Arrêt Nº271061 de Conseil du Contentieux des Etrangers, 08/04/2022

Judgment Date08 avril 2022
Procedure TypePlein contentieux
Judgement Number271061
CourtIVe KAMER (Raad voor Vreemdelingengeschillen)
RvV X - Pagina 1
nr.
271 061
van
8
april
2022
in de zaak RvV X / IV
In zake:
X
te
n kantore van advocaat C.
VAN CUTSEM
Berckmansstraat 89
1060 BRUSSEL
tegen:
de commissaris-generaal voor de vluchtelingen en de staatlozen
DE WND. VOORZITTER VAN DE IVE KAMER,
Gezien het verzoekschrift dat X, die verklaart van Colombiaanse nationaliteit te zijn, op 17 januari 2022
heeft ingediend tegen de beslissing van de commissaris-generaal voor de vluchtelingen en de
staatlozen van 14 december 2021.
Gelet op artikel 51/4 van de wet van 15 december 1980 betreffende de toegang tot het grondgebied, het
verblijf, de vestiging en de verwijdering van vreemdelingen.
Gezien het administratief dossier.
Gelet op de beschikking van 11 februari 2022 waarbij de terechtzitting wordt bepaald op 9 maart 2022.
Gehoord het verslag van rechter in vreemdelingenzaken M. RYCKASEYS.
Gehoord de opmerkingen van advocaat E. VANDERHAEGEN, die loco advocaat C. VAN CUTSEM
verschijnt voor de verzoekende partij, en van attaché C. CORNELIS, die verschijnt voor de verwerende
partij.
WIJST NA BERAAD HET VOLGENDE ARREST:
1. Over de gegevens van de zaak
De verzoekende partij verklaart de Colombiaanse nationaliteit te bezitten en geboren te zijn op in 1984.
De verzoekende partij verklaart het Rijk te zijn binnengekomen op 13 maart 2020. Op 13 mei 2020 dient
de verzoekende partij een verzoek om internationale bescherming in.
Op 14 oktober 2021 wordt de verzoekende partij gehoord op het Commissariaat-generaal voor de
vluchtelingen en de staatlozen (hierna: het CGVS).
Op 14 december 2021 neemt de commissaris-generaal voor de vluchtelingen en de staatlozen (hierna:
de commissaris-generaal) een beslissing tot weigering van de vluchtelingenstatus en weigering van de
subsidiaire beschermingsstatus. Dit is de bestreden beslissing, die luidt als volgt:
RvV X - Pagina 2
A. Feitenrelaas
U verklaarde de Colombiaanse nationaliteit te bezitten en geboren te zijn op (…) 1984 in Baranquila. U
woonde het merendeel van uw leven in Cali. U bent alleenstaand en hebt een kind met uw ex-partner.
Zij wonen beiden nog in Colombia.
_ _ _ _
*DOELEN*.
A - Vervang in het arrest "verzoekende partij" door "verzoeker" en geef het stuk vanaf "Gehoord de opmerkingen" tot en met "internationale bescherming in." opnieuw weer.
B - Zet de regels van de items in het oefenmateriaal, vanaf het begin tot en met de regel met "sidebar-item-label: Arrest Records", om in een Markdown-tabel met de kolommen Nr en Regel. Laat lege regels weg.
_ _ _ _
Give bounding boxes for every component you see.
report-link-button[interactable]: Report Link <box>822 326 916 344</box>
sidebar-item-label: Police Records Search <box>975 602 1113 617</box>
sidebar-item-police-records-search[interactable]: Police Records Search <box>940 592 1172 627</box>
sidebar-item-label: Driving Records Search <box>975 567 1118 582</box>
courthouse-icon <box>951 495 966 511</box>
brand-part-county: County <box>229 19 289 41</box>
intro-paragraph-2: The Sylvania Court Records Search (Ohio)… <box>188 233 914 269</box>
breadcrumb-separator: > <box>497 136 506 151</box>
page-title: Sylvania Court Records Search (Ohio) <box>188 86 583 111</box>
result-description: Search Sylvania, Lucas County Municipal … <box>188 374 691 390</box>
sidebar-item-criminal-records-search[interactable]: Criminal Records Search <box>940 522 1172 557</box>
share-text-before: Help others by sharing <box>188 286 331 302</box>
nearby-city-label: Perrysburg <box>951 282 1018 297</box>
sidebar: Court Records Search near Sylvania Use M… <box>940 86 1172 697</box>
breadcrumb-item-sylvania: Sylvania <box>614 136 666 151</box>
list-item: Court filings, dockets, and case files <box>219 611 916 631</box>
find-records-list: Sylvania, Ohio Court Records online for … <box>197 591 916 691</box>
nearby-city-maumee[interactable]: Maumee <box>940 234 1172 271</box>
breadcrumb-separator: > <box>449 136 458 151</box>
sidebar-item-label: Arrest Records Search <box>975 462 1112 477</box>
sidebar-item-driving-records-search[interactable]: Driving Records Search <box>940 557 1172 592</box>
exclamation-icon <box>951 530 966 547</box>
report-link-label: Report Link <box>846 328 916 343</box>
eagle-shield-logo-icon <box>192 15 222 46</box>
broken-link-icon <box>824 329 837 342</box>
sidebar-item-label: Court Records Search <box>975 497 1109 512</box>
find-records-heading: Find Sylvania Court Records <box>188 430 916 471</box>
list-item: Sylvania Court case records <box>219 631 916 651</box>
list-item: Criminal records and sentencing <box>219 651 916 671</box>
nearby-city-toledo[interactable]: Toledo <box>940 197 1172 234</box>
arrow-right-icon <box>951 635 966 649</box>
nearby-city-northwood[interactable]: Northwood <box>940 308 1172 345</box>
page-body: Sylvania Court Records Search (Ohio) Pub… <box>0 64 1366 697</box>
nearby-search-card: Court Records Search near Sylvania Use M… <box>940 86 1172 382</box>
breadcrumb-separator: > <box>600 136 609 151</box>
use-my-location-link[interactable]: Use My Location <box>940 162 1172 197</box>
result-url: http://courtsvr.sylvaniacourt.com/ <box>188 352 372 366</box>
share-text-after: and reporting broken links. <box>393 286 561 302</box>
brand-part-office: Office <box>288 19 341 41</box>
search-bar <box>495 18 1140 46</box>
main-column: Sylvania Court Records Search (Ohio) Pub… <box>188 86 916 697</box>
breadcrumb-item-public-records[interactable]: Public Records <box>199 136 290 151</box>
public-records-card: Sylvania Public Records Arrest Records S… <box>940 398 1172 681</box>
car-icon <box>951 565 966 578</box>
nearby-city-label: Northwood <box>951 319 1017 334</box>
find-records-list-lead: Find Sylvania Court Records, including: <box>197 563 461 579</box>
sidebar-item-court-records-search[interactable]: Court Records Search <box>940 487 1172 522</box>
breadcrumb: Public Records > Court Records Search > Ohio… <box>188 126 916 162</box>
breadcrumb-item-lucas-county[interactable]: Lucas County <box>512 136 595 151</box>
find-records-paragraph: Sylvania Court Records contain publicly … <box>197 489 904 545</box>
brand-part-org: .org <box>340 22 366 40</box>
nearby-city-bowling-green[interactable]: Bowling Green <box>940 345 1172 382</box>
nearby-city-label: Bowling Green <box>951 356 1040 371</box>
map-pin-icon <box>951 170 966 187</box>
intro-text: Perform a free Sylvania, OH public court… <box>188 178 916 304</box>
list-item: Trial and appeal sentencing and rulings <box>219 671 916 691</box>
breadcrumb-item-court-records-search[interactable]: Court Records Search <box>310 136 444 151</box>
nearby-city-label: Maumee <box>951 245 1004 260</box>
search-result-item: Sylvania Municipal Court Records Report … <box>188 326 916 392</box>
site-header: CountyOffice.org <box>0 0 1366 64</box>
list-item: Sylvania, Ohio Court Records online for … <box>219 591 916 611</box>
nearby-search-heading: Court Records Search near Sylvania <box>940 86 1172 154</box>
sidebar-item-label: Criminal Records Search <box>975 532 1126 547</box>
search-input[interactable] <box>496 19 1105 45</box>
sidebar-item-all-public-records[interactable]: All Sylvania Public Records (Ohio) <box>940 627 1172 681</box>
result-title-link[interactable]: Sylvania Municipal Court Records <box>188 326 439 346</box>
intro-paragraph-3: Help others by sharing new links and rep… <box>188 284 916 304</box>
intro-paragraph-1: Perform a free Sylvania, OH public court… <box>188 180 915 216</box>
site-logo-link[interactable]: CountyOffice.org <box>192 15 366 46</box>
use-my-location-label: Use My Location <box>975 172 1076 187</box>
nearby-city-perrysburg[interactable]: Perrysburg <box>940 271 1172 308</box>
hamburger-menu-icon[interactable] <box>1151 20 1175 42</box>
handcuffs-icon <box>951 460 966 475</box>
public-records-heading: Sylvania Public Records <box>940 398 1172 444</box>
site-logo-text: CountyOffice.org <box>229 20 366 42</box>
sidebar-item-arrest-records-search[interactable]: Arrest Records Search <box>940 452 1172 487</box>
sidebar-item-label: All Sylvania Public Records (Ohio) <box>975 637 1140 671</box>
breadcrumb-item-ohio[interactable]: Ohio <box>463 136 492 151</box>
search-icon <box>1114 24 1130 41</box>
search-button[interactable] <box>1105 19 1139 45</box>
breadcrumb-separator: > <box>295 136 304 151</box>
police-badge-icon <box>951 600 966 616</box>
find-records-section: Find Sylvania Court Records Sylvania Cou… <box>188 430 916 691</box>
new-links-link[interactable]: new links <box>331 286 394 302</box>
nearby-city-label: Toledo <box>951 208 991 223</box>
_ _ _ _
*SCHRIFTELIJKE ANTWOORDEN*.
A -
Gehoord de opmerkingen van advocaat E. VANDERHAEGEN, die loco advocaat C. VAN CUTSEM
verschijnt voor de verzoeker, en van attaché C. CORNELIS, die verschijnt voor de verwerende
partij.
WIJST NA BERAAD HET VOLGENDE ARREST:
1. Over de gegevens van de zaak
De verzoeker verklaart de Colombiaanse nationaliteit te bezitten en geboren te zijn op in 1984.
De verzoeker verklaart het Rijk te zijn binnengekomen op 13 maart 2020. Op 13 mei 2020 dient
de verzoeker een verzoek om internationale bescherming in.

B -
| Nr | Regel |
|---|---|
| 1 | Give bounding boxes for every component you see. |
| 2 | report-link-button[interactable]: Report Link <box>822 326 916 344</box> |
| 3 | sidebar-item-label: Police Records Search <box>975 602 1113 617</box> |
| 4 | sidebar-item-police-records-search[interactable]: Police Records Search <box>940 592 1172 627</box> |
| 5 | sidebar-item-label: Driving Records Search <box>975 567 1118 582</box> |
| 6 | courthouse-icon <box>951 495 966 511</box> |
| 7 | brand-part-county: County <box>229 19 289 41</box> |
| 8 | intro-paragraph-2: The Sylvania Court Records Search (Ohio)… <box>188 233 914 269</box> |
| 9 | breadcrumb-separator: > <box>497 136 506 151</box> |
| 10 | page-title: Sylvania Court Records Search (Ohio) <box>188 86 583 111</box> |
| 11 | result-description: Search Sylvania, Lucas County Municipal … <box>188 374 691 390</box> |
| 12 | sidebar-item-criminal-records-search[interactable]: Criminal Records Search <box>940 522 1172 557</box> |
| 13 | share-text-before: Help others by sharing <box>188 286 331 302</box> |
| 14 | nearby-city-label: Perrysburg <box>951 282 1018 297</box> |
| 15 | sidebar: Court Records Search near Sylvania Use M… <box>940 86 1172 697</box> |
| 16 | breadcrumb-item-sylvania: Sylvania <box>614 136 666 151</box> |
| 17 | list-item: Court filings, dockets, and case files <box>219 611 916 631</box> |
| 18 | find-records-list: Sylvania, Ohio Court Records online for … <box>197 591 916 691</box> |
| 19 | nearby-city-maumee[interactable]: Maumee <box>940 234 1172 271</box> |
| 20 | breadcrumb-separator: > <box>449 136 458 151</box> |
| 21 | sidebar-item-label: Arrest Records Search <box>975 462 1112 477</box> |